**Stated exercise**
Give the data below again exactly as written, without its pictures.

**Source material**
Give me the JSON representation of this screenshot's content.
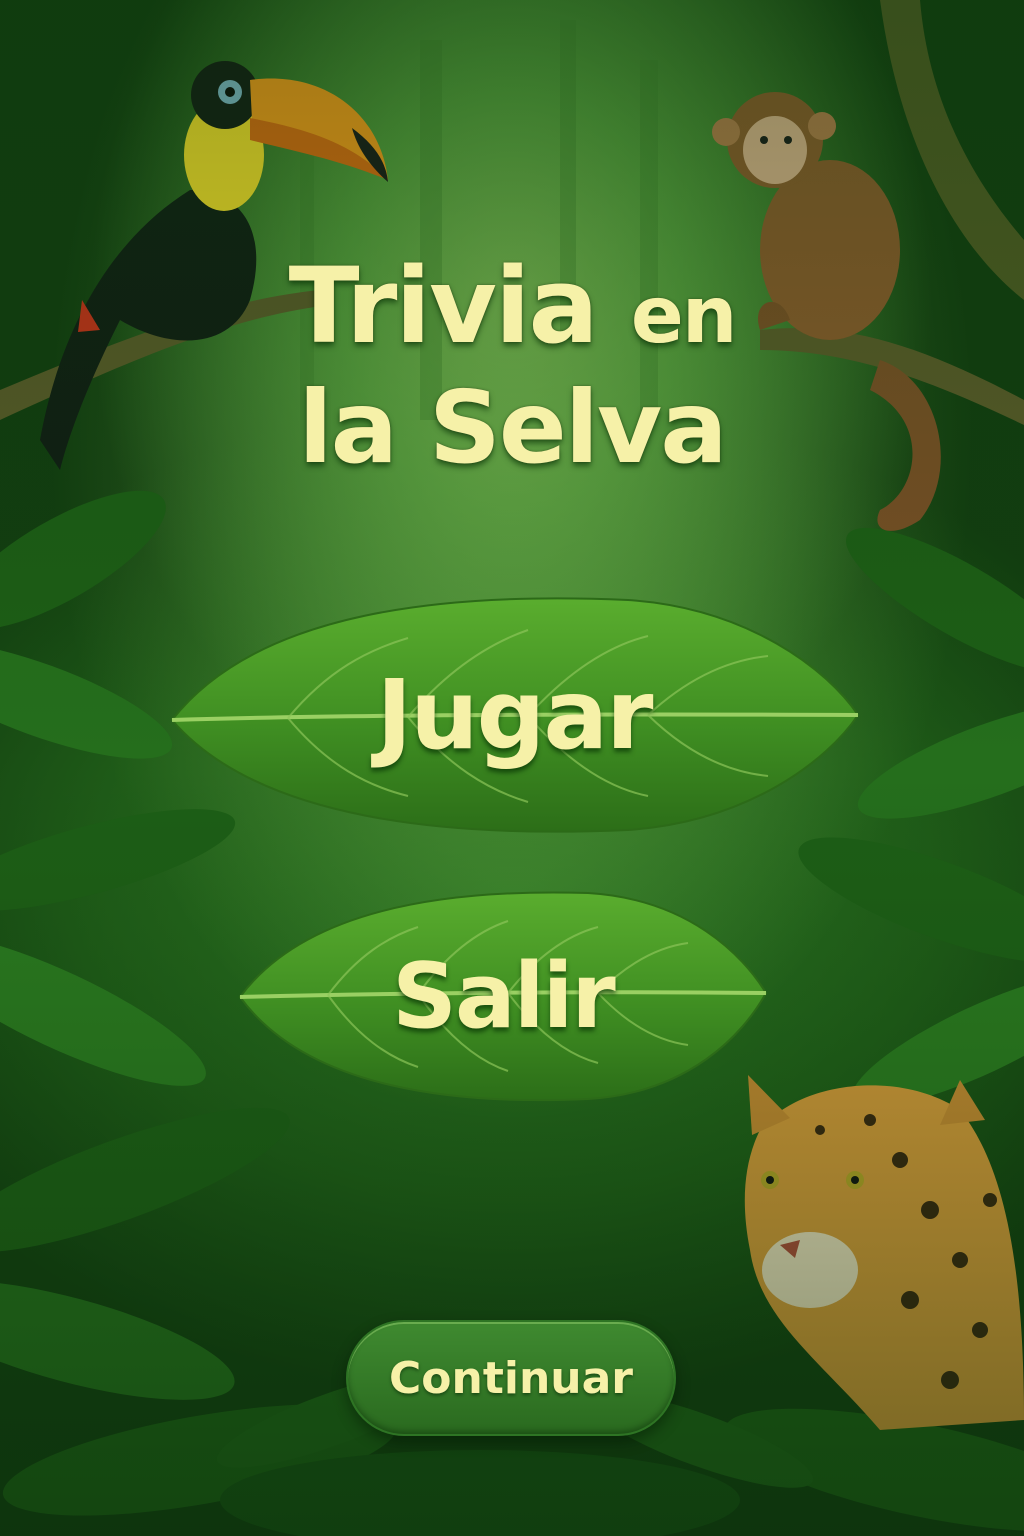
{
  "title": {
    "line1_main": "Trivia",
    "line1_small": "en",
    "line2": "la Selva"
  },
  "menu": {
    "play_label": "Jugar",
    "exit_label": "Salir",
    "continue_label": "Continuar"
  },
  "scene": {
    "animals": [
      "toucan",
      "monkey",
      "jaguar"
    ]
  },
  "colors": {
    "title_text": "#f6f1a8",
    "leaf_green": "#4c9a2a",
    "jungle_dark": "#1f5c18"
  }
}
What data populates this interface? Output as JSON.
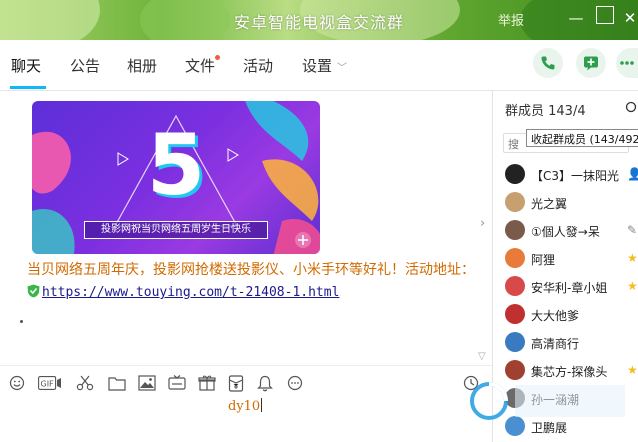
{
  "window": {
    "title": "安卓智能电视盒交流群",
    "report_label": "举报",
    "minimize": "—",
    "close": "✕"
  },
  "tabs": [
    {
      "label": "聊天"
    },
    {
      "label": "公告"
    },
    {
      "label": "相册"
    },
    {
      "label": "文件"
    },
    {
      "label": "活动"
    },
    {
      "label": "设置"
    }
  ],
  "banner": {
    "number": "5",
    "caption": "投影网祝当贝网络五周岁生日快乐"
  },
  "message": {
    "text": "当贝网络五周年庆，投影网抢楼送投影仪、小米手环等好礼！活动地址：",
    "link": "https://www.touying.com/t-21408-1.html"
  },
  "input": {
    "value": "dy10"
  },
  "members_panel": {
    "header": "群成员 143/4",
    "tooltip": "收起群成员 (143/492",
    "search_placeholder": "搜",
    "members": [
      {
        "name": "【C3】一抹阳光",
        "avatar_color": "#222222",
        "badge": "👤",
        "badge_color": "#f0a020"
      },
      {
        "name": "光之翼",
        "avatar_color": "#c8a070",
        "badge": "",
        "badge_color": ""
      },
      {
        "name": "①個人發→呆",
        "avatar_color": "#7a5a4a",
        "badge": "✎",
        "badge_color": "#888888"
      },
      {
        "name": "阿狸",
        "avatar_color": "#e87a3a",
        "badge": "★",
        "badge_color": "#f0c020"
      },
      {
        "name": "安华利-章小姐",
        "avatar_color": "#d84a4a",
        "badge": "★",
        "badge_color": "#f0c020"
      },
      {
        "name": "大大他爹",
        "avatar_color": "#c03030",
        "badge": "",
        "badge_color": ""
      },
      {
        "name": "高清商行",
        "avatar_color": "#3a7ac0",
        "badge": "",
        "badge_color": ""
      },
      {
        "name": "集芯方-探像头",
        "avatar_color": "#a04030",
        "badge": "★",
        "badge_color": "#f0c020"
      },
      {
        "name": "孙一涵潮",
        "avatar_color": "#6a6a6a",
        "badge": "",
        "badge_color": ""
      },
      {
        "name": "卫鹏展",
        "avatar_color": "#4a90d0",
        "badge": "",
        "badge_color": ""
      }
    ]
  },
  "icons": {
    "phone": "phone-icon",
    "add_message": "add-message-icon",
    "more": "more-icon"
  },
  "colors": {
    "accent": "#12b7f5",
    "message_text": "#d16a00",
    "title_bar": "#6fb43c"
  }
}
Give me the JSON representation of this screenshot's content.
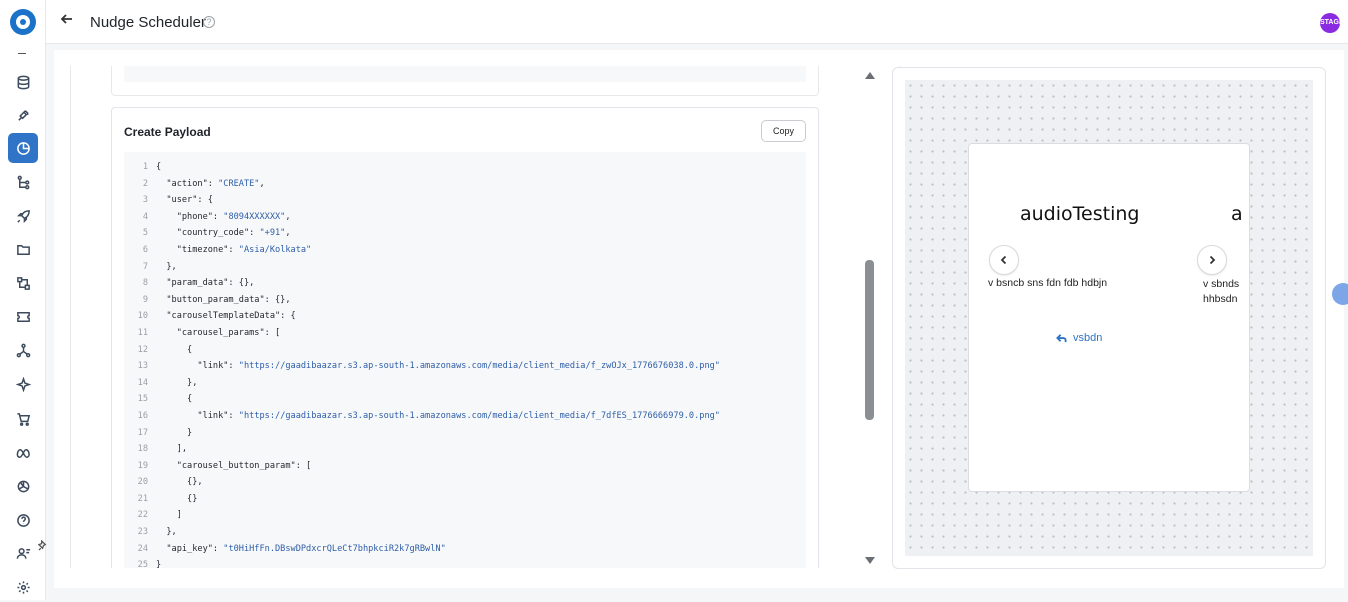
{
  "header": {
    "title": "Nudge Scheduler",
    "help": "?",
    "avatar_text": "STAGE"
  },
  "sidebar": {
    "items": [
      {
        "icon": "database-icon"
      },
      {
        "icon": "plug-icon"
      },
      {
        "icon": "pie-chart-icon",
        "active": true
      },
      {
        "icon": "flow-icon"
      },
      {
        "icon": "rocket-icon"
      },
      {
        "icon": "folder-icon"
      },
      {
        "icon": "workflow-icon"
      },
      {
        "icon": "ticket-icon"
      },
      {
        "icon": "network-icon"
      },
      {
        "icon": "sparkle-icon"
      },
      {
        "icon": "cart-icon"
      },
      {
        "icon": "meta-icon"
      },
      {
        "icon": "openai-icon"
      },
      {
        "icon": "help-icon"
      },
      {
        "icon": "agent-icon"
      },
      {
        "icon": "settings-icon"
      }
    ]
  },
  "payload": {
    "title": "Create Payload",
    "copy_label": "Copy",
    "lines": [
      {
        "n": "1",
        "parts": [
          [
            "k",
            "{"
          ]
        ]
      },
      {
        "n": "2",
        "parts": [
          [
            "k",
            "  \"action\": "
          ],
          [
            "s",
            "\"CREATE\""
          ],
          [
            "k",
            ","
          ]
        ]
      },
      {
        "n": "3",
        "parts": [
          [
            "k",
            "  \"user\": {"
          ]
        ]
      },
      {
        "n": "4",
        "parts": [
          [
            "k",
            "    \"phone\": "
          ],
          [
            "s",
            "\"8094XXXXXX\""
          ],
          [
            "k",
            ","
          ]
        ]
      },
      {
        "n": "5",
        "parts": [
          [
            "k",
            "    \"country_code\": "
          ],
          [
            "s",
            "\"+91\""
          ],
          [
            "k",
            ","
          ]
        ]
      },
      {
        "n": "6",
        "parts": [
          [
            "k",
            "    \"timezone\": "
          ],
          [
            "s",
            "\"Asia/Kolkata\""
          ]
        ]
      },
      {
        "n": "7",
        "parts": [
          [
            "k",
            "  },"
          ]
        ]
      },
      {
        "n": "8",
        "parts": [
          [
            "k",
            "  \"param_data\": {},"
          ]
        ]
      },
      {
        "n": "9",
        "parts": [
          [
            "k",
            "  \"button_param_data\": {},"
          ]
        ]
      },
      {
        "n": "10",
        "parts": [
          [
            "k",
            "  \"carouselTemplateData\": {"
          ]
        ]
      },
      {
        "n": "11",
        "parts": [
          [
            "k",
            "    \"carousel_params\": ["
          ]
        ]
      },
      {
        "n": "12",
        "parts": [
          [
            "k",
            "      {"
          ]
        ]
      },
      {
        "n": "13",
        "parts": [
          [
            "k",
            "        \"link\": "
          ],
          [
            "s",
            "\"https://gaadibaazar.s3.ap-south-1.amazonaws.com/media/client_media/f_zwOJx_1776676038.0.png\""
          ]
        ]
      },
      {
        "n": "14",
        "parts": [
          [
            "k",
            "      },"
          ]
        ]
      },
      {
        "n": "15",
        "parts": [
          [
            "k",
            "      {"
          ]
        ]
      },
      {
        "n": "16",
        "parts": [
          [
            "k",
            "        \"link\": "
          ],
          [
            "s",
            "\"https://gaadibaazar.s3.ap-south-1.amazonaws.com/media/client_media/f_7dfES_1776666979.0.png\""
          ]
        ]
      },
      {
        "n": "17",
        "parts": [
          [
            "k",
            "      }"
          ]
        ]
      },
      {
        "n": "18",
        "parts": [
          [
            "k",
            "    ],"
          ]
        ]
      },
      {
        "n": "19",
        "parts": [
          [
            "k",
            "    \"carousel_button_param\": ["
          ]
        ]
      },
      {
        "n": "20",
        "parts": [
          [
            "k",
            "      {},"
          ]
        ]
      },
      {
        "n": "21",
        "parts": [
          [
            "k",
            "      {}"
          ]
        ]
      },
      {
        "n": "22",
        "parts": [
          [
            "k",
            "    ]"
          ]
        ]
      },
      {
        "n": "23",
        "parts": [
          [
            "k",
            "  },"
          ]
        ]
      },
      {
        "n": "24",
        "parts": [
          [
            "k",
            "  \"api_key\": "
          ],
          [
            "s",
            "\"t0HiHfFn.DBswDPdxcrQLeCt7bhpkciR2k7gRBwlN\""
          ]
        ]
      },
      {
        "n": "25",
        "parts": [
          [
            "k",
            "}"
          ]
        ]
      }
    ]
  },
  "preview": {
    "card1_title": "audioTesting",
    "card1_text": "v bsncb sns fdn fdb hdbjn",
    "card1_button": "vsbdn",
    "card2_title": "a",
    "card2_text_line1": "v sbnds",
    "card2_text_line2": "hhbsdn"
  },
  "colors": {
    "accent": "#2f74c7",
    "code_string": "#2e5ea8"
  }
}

**The answer**
Give me the JSON representation of this screenshot's content.
{
  "title": {
    "line1_main": "Trivia",
    "line1_small": "en",
    "line2": "la Selva"
  },
  "menu": {
    "play_label": "Jugar",
    "exit_label": "Salir",
    "continue_label": "Continuar"
  },
  "scene": {
    "animals": [
      "toucan",
      "monkey",
      "jaguar"
    ]
  },
  "colors": {
    "title_text": "#f6f1a8",
    "leaf_green": "#4c9a2a",
    "jungle_dark": "#1f5c18"
  }
}
What data populates this interface? Output as JSON.
{
  "window": {
    "title": "安卓智能电视盒交流群",
    "report_label": "举报",
    "minimize": "—",
    "close": "✕"
  },
  "tabs": [
    {
      "label": "聊天"
    },
    {
      "label": "公告"
    },
    {
      "label": "相册"
    },
    {
      "label": "文件"
    },
    {
      "label": "活动"
    },
    {
      "label": "设置"
    }
  ],
  "banner": {
    "number": "5",
    "caption": "投影网祝当贝网络五周岁生日快乐"
  },
  "message": {
    "text": "当贝网络五周年庆，投影网抢楼送投影仪、小米手环等好礼！活动地址：",
    "link": "https://www.touying.com/t-21408-1.html"
  },
  "input": {
    "value": "dy10"
  },
  "members_panel": {
    "header": "群成员 143/4",
    "tooltip": "收起群成员 (143/492",
    "search_placeholder": "搜",
    "members": [
      {
        "name": "【C3】一抹阳光",
        "avatar_color": "#222222",
        "badge": "👤",
        "badge_color": "#f0a020"
      },
      {
        "name": "光之翼",
        "avatar_color": "#c8a070",
        "badge": "",
        "badge_color": ""
      },
      {
        "name": "①個人發→呆",
        "avatar_color": "#7a5a4a",
        "badge": "✎",
        "badge_color": "#888888"
      },
      {
        "name": "阿狸",
        "avatar_color": "#e87a3a",
        "badge": "★",
        "badge_color": "#f0c020"
      },
      {
        "name": "安华利-章小姐",
        "avatar_color": "#d84a4a",
        "badge": "★",
        "badge_color": "#f0c020"
      },
      {
        "name": "大大他爹",
        "avatar_color": "#c03030",
        "badge": "",
        "badge_color": ""
      },
      {
        "name": "高清商行",
        "avatar_color": "#3a7ac0",
        "badge": "",
        "badge_color": ""
      },
      {
        "name": "集芯方-探像头",
        "avatar_color": "#a04030",
        "badge": "★",
        "badge_color": "#f0c020"
      },
      {
        "name": "孙一涵潮",
        "avatar_color": "#6a6a6a",
        "badge": "",
        "badge_color": ""
      },
      {
        "name": "卫鹏展",
        "avatar_color": "#4a90d0",
        "badge": "",
        "badge_color": ""
      }
    ]
  },
  "icons": {
    "phone": "phone-icon",
    "add_message": "add-message-icon",
    "more": "more-icon"
  },
  "colors": {
    "accent": "#12b7f5",
    "message_text": "#d16a00",
    "title_bar": "#6fb43c"
  }
}
Give me the JSON representation of this screenshot's content.
{
  "header": {
    "title": "Nudge Scheduler",
    "help": "?",
    "avatar_text": "STAGE"
  },
  "sidebar": {
    "items": [
      {
        "icon": "database-icon"
      },
      {
        "icon": "plug-icon"
      },
      {
        "icon": "pie-chart-icon",
        "active": true
      },
      {
        "icon": "flow-icon"
      },
      {
        "icon": "rocket-icon"
      },
      {
        "icon": "folder-icon"
      },
      {
        "icon": "workflow-icon"
      },
      {
        "icon": "ticket-icon"
      },
      {
        "icon": "network-icon"
      },
      {
        "icon": "sparkle-icon"
      },
      {
        "icon": "cart-icon"
      },
      {
        "icon": "meta-icon"
      },
      {
        "icon": "openai-icon"
      },
      {
        "icon": "help-icon"
      },
      {
        "icon": "agent-icon"
      },
      {
        "icon": "settings-icon"
      }
    ]
  },
  "payload": {
    "title": "Create Payload",
    "copy_label": "Copy",
    "lines": [
      {
        "n": "1",
        "parts": [
          [
            "k",
            "{"
          ]
        ]
      },
      {
        "n": "2",
        "parts": [
          [
            "k",
            "  \"action\": "
          ],
          [
            "s",
            "\"CREATE\""
          ],
          [
            "k",
            ","
          ]
        ]
      },
      {
        "n": "3",
        "parts": [
          [
            "k",
            "  \"user\": {"
          ]
        ]
      },
      {
        "n": "4",
        "parts": [
          [
            "k",
            "    \"phone\": "
          ],
          [
            "s",
            "\"8094XXXXXX\""
          ],
          [
            "k",
            ","
          ]
        ]
      },
      {
        "n": "5",
        "parts": [
          [
            "k",
            "    \"country_code\": "
          ],
          [
            "s",
            "\"+91\""
          ],
          [
            "k",
            ","
          ]
        ]
      },
      {
        "n": "6",
        "parts": [
          [
            "k",
            "    \"timezone\": "
          ],
          [
            "s",
            "\"Asia/Kolkata\""
          ]
        ]
      },
      {
        "n": "7",
        "parts": [
          [
            "k",
            "  },"
          ]
        ]
      },
      {
        "n": "8",
        "parts": [
          [
            "k",
            "  \"param_data\": {},"
          ]
        ]
      },
      {
        "n": "9",
        "parts": [
          [
            "k",
            "  \"button_param_data\": {},"
          ]
        ]
      },
      {
        "n": "10",
        "parts": [
          [
            "k",
            "  \"carouselTemplateData\": {"
          ]
        ]
      },
      {
        "n": "11",
        "parts": [
          [
            "k",
            "    \"carousel_params\": ["
          ]
        ]
      },
      {
        "n": "12",
        "parts": [
          [
            "k",
            "      {"
          ]
        ]
      },
      {
        "n": "13",
        "parts": [
          [
            "k",
            "        \"link\": "
          ],
          [
            "s",
            "\"https://gaadibaazar.s3.ap-south-1.amazonaws.com/media/client_media/f_zwOJx_1776676038.0.png\""
          ]
        ]
      },
      {
        "n": "14",
        "parts": [
          [
            "k",
            "      },"
          ]
        ]
      },
      {
        "n": "15",
        "parts": [
          [
            "k",
            "      {"
          ]
        ]
      },
      {
        "n": "16",
        "parts": [
          [
            "k",
            "        \"link\": "
          ],
          [
            "s",
            "\"https://gaadibaazar.s3.ap-south-1.amazonaws.com/media/client_media/f_7dfES_1776666979.0.png\""
          ]
        ]
      },
      {
        "n": "17",
        "parts": [
          [
            "k",
            "      }"
          ]
        ]
      },
      {
        "n": "18",
        "parts": [
          [
            "k",
            "    ],"
          ]
        ]
      },
      {
        "n": "19",
        "parts": [
          [
            "k",
            "    \"carousel_button_param\": ["
          ]
        ]
      },
      {
        "n": "20",
        "parts": [
          [
            "k",
            "      {},"
          ]
        ]
      },
      {
        "n": "21",
        "parts": [
          [
            "k",
            "      {}"
          ]
        ]
      },
      {
        "n": "22",
        "parts": [
          [
            "k",
            "    ]"
          ]
        ]
      },
      {
        "n": "23",
        "parts": [
          [
            "k",
            "  },"
          ]
        ]
      },
      {
        "n": "24",
        "parts": [
          [
            "k",
            "  \"api_key\": "
          ],
          [
            "s",
            "\"t0HiHfFn.DBswDPdxcrQLeCt7bhpkciR2k7gRBwlN\""
          ]
        ]
      },
      {
        "n": "25",
        "parts": [
          [
            "k",
            "}"
          ]
        ]
      }
    ]
  },
  "preview": {
    "card1_title": "audioTesting",
    "card1_text": "v bsncb sns fdn fdb hdbjn",
    "card1_button": "vsbdn",
    "card2_title": "a",
    "card2_text_line1": "v sbnds",
    "card2_text_line2": "hhbsdn"
  },
  "colors": {
    "accent": "#2f74c7",
    "code_string": "#2e5ea8"
  }
}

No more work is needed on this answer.